Work required —
Leave out the pictures and copy each record below exactly.

Records to process —
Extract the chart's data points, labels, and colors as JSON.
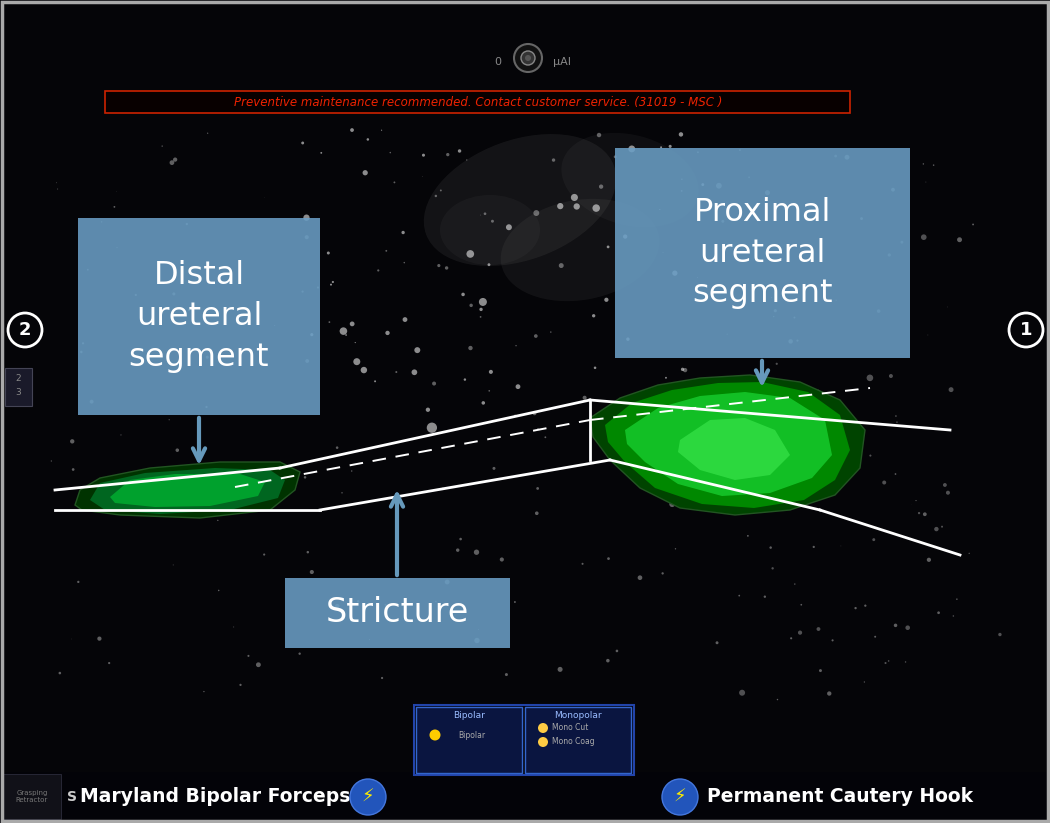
{
  "fig_width": 10.5,
  "fig_height": 8.23,
  "bg_color": "#050508",
  "title_bar_text": "Preventive maintenance recommended. Contact customer service. (31019 - MSC )",
  "title_bar_bg": "#000000",
  "title_bar_border_color": "#cc2200",
  "title_bar_text_color": "#ee2200",
  "label_distal": "Distal\nureteral\nsegment",
  "label_proximal": "Proximal\nureteral\nsegment",
  "label_stricture": "Stricture",
  "label_box_color": "#6a9ec5",
  "label_text_color": "#ffffff",
  "arrow_color": "#6699bb",
  "bottom_left_text": "Maryland Bipolar Forceps",
  "bottom_right_text": "Permanent Cautery Hook",
  "bottom_text_color": "#ffffff",
  "circle_num_1": "1",
  "circle_num_2": "2",
  "white_line_color": "#ffffff",
  "border_color": "#aaaaaa"
}
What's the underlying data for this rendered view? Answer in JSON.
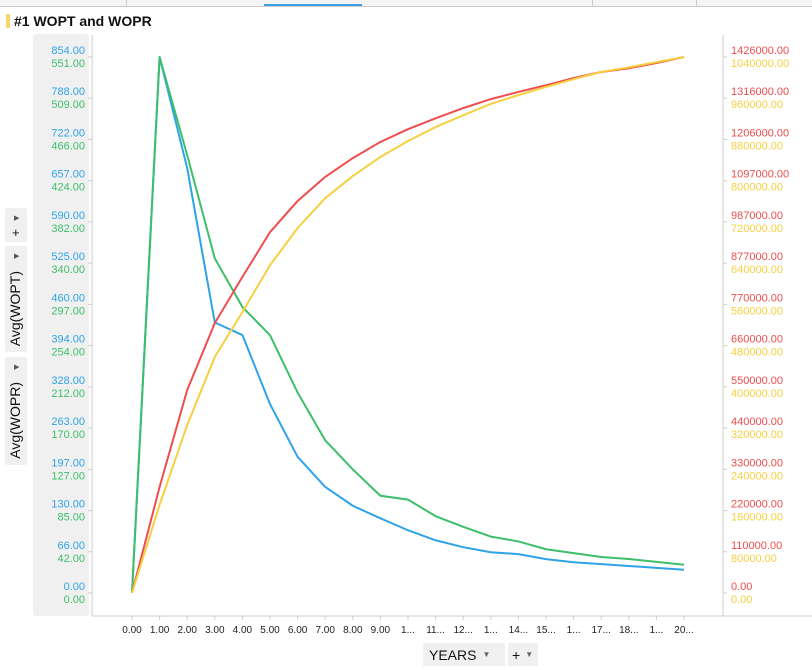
{
  "title": "#1 WOPT and WOPR",
  "left_controls": {
    "add_label": "+",
    "axis1_label": "Avg(WOPT)",
    "axis2_label": "Avg(WOPR)"
  },
  "x_controls": {
    "axis_label": "YEARS",
    "add_label": "+"
  },
  "chart_data": {
    "type": "line",
    "title": "#1 WOPT and WOPR",
    "xlabel": "YEARS",
    "x": [
      0,
      1,
      2,
      3,
      4,
      5,
      6,
      7,
      8,
      9,
      10,
      11,
      12,
      13,
      14,
      15,
      16,
      17,
      18,
      19,
      20
    ],
    "x_tick_labels": [
      "0.00",
      "1.00",
      "2.00",
      "3.00",
      "4.00",
      "5.00",
      "6.00",
      "7.00",
      "8.00",
      "9.00",
      "1...",
      "11...",
      "12...",
      "1...",
      "14...",
      "15...",
      "1...",
      "17...",
      "18...",
      "1...",
      "20..."
    ],
    "left_axes": [
      {
        "color": "#2ea3e8",
        "ylim": [
          0,
          854
        ],
        "ticks": [
          "854.00",
          "788.00",
          "722.00",
          "657.00",
          "590.00",
          "525.00",
          "460.00",
          "394.00",
          "328.00",
          "263.00",
          "197.00",
          "130.00",
          "66.00",
          "0.00"
        ]
      },
      {
        "color": "#3dbf6a",
        "ylim": [
          0,
          551
        ],
        "ticks": [
          "551.00",
          "509.00",
          "466.00",
          "424.00",
          "382.00",
          "340.00",
          "297.00",
          "254.00",
          "212.00",
          "170.00",
          "127.00",
          "85.00",
          "42.00",
          "0.00"
        ]
      }
    ],
    "right_axes": [
      {
        "color": "#ee4d4d",
        "ylim": [
          0,
          1426000
        ],
        "ticks": [
          "1426000.00",
          "1316000.00",
          "1206000.00",
          "1097000.00",
          "987000.00",
          "877000.00",
          "770000.00",
          "660000.00",
          "550000.00",
          "440000.00",
          "330000.00",
          "220000.00",
          "110000.00",
          "0.00"
        ]
      },
      {
        "color": "#f5d040",
        "ylim": [
          0,
          1040000
        ],
        "ticks": [
          "1040000.00",
          "960000.00",
          "880000.00",
          "800000.00",
          "720000.00",
          "640000.00",
          "560000.00",
          "480000.00",
          "400000.00",
          "320000.00",
          "240000.00",
          "160000.00",
          "80000.00",
          "0.00"
        ]
      }
    ],
    "series": [
      {
        "axis": "left0",
        "color": "#2ea3e8",
        "values": [
          0,
          854,
          677,
          431,
          411,
          301,
          217,
          169,
          139,
          119,
          100,
          84,
          73,
          65,
          62,
          54,
          49,
          46,
          43,
          40,
          37
        ]
      },
      {
        "axis": "left1",
        "color": "#3dbf6a",
        "values": [
          0,
          551,
          450,
          344,
          294,
          265,
          206,
          157,
          127,
          100,
          96,
          79,
          68,
          58,
          53,
          45,
          41,
          37,
          35,
          32,
          29
        ]
      },
      {
        "axis": "right0",
        "color": "#ee4d4d",
        "values": [
          0,
          282000,
          540000,
          718000,
          841000,
          960000,
          1043000,
          1107000,
          1157000,
          1200000,
          1234000,
          1263000,
          1290000,
          1314000,
          1333000,
          1351000,
          1370000,
          1386000,
          1396000,
          1410000,
          1426000
        ]
      },
      {
        "axis": "right1",
        "color": "#f5d040",
        "values": [
          0,
          171000,
          326000,
          458000,
          545000,
          636000,
          708000,
          766000,
          809000,
          846000,
          877000,
          904000,
          927000,
          949000,
          966000,
          982000,
          997000,
          1011000,
          1020000,
          1030000,
          1040000
        ]
      }
    ],
    "grid": false,
    "legend": "none"
  }
}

Task solution —
Extract the chart's data points, labels, and colors as JSON.
{
  "fig_width": 10.5,
  "fig_height": 8.23,
  "bg_color": "#050508",
  "title_bar_text": "Preventive maintenance recommended. Contact customer service. (31019 - MSC )",
  "title_bar_bg": "#000000",
  "title_bar_border_color": "#cc2200",
  "title_bar_text_color": "#ee2200",
  "label_distal": "Distal\nureteral\nsegment",
  "label_proximal": "Proximal\nureteral\nsegment",
  "label_stricture": "Stricture",
  "label_box_color": "#6a9ec5",
  "label_text_color": "#ffffff",
  "arrow_color": "#6699bb",
  "bottom_left_text": "Maryland Bipolar Forceps",
  "bottom_right_text": "Permanent Cautery Hook",
  "bottom_text_color": "#ffffff",
  "circle_num_1": "1",
  "circle_num_2": "2",
  "white_line_color": "#ffffff",
  "border_color": "#aaaaaa"
}
What's the underlying data for this rendered view? Answer in JSON.
{
  "title": "#1 WOPT and WOPR",
  "left_controls": {
    "add_label": "+",
    "axis1_label": "Avg(WOPT)",
    "axis2_label": "Avg(WOPR)"
  },
  "x_controls": {
    "axis_label": "YEARS",
    "add_label": "+"
  },
  "chart_data": {
    "type": "line",
    "title": "#1 WOPT and WOPR",
    "xlabel": "YEARS",
    "x": [
      0,
      1,
      2,
      3,
      4,
      5,
      6,
      7,
      8,
      9,
      10,
      11,
      12,
      13,
      14,
      15,
      16,
      17,
      18,
      19,
      20
    ],
    "x_tick_labels": [
      "0.00",
      "1.00",
      "2.00",
      "3.00",
      "4.00",
      "5.00",
      "6.00",
      "7.00",
      "8.00",
      "9.00",
      "1...",
      "11...",
      "12...",
      "1...",
      "14...",
      "15...",
      "1...",
      "17...",
      "18...",
      "1...",
      "20..."
    ],
    "left_axes": [
      {
        "color": "#2ea3e8",
        "ylim": [
          0,
          854
        ],
        "ticks": [
          "854.00",
          "788.00",
          "722.00",
          "657.00",
          "590.00",
          "525.00",
          "460.00",
          "394.00",
          "328.00",
          "263.00",
          "197.00",
          "130.00",
          "66.00",
          "0.00"
        ]
      },
      {
        "color": "#3dbf6a",
        "ylim": [
          0,
          551
        ],
        "ticks": [
          "551.00",
          "509.00",
          "466.00",
          "424.00",
          "382.00",
          "340.00",
          "297.00",
          "254.00",
          "212.00",
          "170.00",
          "127.00",
          "85.00",
          "42.00",
          "0.00"
        ]
      }
    ],
    "right_axes": [
      {
        "color": "#ee4d4d",
        "ylim": [
          0,
          1426000
        ],
        "ticks": [
          "1426000.00",
          "1316000.00",
          "1206000.00",
          "1097000.00",
          "987000.00",
          "877000.00",
          "770000.00",
          "660000.00",
          "550000.00",
          "440000.00",
          "330000.00",
          "220000.00",
          "110000.00",
          "0.00"
        ]
      },
      {
        "color": "#f5d040",
        "ylim": [
          0,
          1040000
        ],
        "ticks": [
          "1040000.00",
          "960000.00",
          "880000.00",
          "800000.00",
          "720000.00",
          "640000.00",
          "560000.00",
          "480000.00",
          "400000.00",
          "320000.00",
          "240000.00",
          "160000.00",
          "80000.00",
          "0.00"
        ]
      }
    ],
    "series": [
      {
        "axis": "left0",
        "color": "#2ea3e8",
        "values": [
          0,
          854,
          677,
          431,
          411,
          301,
          217,
          169,
          139,
          119,
          100,
          84,
          73,
          65,
          62,
          54,
          49,
          46,
          43,
          40,
          37
        ]
      },
      {
        "axis": "left1",
        "color": "#3dbf6a",
        "values": [
          0,
          551,
          450,
          344,
          294,
          265,
          206,
          157,
          127,
          100,
          96,
          79,
          68,
          58,
          53,
          45,
          41,
          37,
          35,
          32,
          29
        ]
      },
      {
        "axis": "right0",
        "color": "#ee4d4d",
        "values": [
          0,
          282000,
          540000,
          718000,
          841000,
          960000,
          1043000,
          1107000,
          1157000,
          1200000,
          1234000,
          1263000,
          1290000,
          1314000,
          1333000,
          1351000,
          1370000,
          1386000,
          1396000,
          1410000,
          1426000
        ]
      },
      {
        "axis": "right1",
        "color": "#f5d040",
        "values": [
          0,
          171000,
          326000,
          458000,
          545000,
          636000,
          708000,
          766000,
          809000,
          846000,
          877000,
          904000,
          927000,
          949000,
          966000,
          982000,
          997000,
          1011000,
          1020000,
          1030000,
          1040000
        ]
      }
    ],
    "grid": false,
    "legend": "none"
  }
}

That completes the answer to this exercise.